Items from a dataset
^^^^^^^^
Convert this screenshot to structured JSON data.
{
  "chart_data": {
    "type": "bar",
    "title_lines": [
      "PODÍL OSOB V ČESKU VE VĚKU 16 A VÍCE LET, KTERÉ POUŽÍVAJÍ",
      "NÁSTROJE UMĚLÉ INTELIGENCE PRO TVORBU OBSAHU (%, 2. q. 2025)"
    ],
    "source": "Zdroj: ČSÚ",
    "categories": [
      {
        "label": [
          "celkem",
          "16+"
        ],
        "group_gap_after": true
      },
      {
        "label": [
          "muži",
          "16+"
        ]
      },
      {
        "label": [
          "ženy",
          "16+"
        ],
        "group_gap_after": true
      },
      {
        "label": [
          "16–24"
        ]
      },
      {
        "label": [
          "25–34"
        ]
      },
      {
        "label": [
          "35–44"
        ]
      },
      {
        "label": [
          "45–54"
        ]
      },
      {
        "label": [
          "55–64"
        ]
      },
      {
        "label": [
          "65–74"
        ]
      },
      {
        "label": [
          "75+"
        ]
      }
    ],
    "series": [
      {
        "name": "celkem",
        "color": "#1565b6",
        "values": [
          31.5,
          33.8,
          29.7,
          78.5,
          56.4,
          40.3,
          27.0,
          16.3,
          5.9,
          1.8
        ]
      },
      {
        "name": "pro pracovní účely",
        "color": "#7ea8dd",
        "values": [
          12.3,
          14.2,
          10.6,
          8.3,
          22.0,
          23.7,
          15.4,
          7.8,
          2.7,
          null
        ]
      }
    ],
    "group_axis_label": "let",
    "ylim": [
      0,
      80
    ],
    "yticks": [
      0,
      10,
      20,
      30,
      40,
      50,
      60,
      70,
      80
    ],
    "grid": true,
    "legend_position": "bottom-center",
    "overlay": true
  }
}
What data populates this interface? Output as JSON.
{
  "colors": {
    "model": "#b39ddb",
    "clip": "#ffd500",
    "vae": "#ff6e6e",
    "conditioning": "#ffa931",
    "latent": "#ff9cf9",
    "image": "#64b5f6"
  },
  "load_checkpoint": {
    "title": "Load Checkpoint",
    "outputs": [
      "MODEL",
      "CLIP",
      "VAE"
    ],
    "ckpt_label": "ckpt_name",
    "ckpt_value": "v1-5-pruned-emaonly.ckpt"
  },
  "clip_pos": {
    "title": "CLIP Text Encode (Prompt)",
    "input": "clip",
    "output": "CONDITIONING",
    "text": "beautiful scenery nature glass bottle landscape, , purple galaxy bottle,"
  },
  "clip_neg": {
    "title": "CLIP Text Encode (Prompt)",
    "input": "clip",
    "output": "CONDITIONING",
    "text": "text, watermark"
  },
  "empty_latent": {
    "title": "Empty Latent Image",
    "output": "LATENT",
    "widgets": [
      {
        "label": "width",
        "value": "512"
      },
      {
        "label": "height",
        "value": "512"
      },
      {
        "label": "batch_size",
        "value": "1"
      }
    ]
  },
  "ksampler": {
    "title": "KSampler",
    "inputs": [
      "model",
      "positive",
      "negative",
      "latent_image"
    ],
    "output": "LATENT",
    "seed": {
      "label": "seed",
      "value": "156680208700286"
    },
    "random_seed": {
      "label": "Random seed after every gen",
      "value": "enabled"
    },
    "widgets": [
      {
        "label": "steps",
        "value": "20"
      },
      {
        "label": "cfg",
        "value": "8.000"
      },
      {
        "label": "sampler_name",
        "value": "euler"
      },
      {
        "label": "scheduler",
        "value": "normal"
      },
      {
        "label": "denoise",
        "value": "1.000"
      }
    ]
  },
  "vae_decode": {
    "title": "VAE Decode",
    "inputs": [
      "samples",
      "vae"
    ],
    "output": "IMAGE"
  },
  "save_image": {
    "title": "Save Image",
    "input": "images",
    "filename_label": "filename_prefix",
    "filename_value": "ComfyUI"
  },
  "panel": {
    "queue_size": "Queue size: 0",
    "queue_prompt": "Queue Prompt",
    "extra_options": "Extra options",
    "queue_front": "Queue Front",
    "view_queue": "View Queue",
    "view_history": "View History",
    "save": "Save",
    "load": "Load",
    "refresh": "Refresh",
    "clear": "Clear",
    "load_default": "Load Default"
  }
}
^^^^^^^^
▶ **Challenge**: Please reproduce every line of the material word for word.

▶ **Result below**:
Convert this screenshot to structured JSON data.
{
  "chart_data": {
    "type": "bar",
    "title_lines": [
      "PODÍL OSOB V ČESKU VE VĚKU 16 A VÍCE LET, KTERÉ POUŽÍVAJÍ",
      "NÁSTROJE UMĚLÉ INTELIGENCE PRO TVORBU OBSAHU (%, 2. q. 2025)"
    ],
    "source": "Zdroj: ČSÚ",
    "categories": [
      {
        "label": [
          "celkem",
          "16+"
        ],
        "group_gap_after": true
      },
      {
        "label": [
          "muži",
          "16+"
        ]
      },
      {
        "label": [
          "ženy",
          "16+"
        ],
        "group_gap_after": true
      },
      {
        "label": [
          "16–24"
        ]
      },
      {
        "label": [
          "25–34"
        ]
      },
      {
        "label": [
          "35–44"
        ]
      },
      {
        "label": [
          "45–54"
        ]
      },
      {
        "label": [
          "55–64"
        ]
      },
      {
        "label": [
          "65–74"
        ]
      },
      {
        "label": [
          "75+"
        ]
      }
    ],
    "series": [
      {
        "name": "celkem",
        "color": "#1565b6",
        "values": [
          31.5,
          33.8,
          29.7,
          78.5,
          56.4,
          40.3,
          27.0,
          16.3,
          5.9,
          1.8
        ]
      },
      {
        "name": "pro pracovní účely",
        "color": "#7ea8dd",
        "values": [
          12.3,
          14.2,
          10.6,
          8.3,
          22.0,
          23.7,
          15.4,
          7.8,
          2.7,
          null
        ]
      }
    ],
    "group_axis_label": "let",
    "ylim": [
      0,
      80
    ],
    "yticks": [
      0,
      10,
      20,
      30,
      40,
      50,
      60,
      70,
      80
    ],
    "grid": true,
    "legend_position": "bottom-center",
    "overlay": true
  }
}
What data populates this interface? Output as JSON.
{
  "colors": {
    "model": "#b39ddb",
    "clip": "#ffd500",
    "vae": "#ff6e6e",
    "conditioning": "#ffa931",
    "latent": "#ff9cf9",
    "image": "#64b5f6"
  },
  "load_checkpoint": {
    "title": "Load Checkpoint",
    "outputs": [
      "MODEL",
      "CLIP",
      "VAE"
    ],
    "ckpt_label": "ckpt_name",
    "ckpt_value": "v1-5-pruned-emaonly.ckpt"
  },
  "clip_pos": {
    "title": "CLIP Text Encode (Prompt)",
    "input": "clip",
    "output": "CONDITIONING",
    "text": "beautiful scenery nature glass bottle landscape, , purple galaxy bottle,"
  },
  "clip_neg": {
    "title": "CLIP Text Encode (Prompt)",
    "input": "clip",
    "output": "CONDITIONING",
    "text": "text, watermark"
  },
  "empty_latent": {
    "title": "Empty Latent Image",
    "output": "LATENT",
    "widgets": [
      {
        "label": "width",
        "value": "512"
      },
      {
        "label": "height",
        "value": "512"
      },
      {
        "label": "batch_size",
        "value": "1"
      }
    ]
  },
  "ksampler": {
    "title": "KSampler",
    "inputs": [
      "model",
      "positive",
      "negative",
      "latent_image"
    ],
    "output": "LATENT",
    "seed": {
      "label": "seed",
      "value": "156680208700286"
    },
    "random_seed": {
      "label": "Random seed after every gen",
      "value": "enabled"
    },
    "widgets": [
      {
        "label": "steps",
        "value": "20"
      },
      {
        "label": "cfg",
        "value": "8.000"
      },
      {
        "label": "sampler_name",
        "value": "euler"
      },
      {
        "label": "scheduler",
        "value": "normal"
      },
      {
        "label": "denoise",
        "value": "1.000"
      }
    ]
  },
  "vae_decode": {
    "title": "VAE Decode",
    "inputs": [
      "samples",
      "vae"
    ],
    "output": "IMAGE"
  },
  "save_image": {
    "title": "Save Image",
    "input": "images",
    "filename_label": "filename_prefix",
    "filename_value": "ComfyUI"
  },
  "panel": {
    "queue_size": "Queue size: 0",
    "queue_prompt": "Queue Prompt",
    "extra_options": "Extra options",
    "queue_front": "Queue Front",
    "view_queue": "View Queue",
    "view_history": "View History",
    "save": "Save",
    "load": "Load",
    "refresh": "Refresh",
    "clear": "Clear",
    "load_default": "Load Default"
  }
}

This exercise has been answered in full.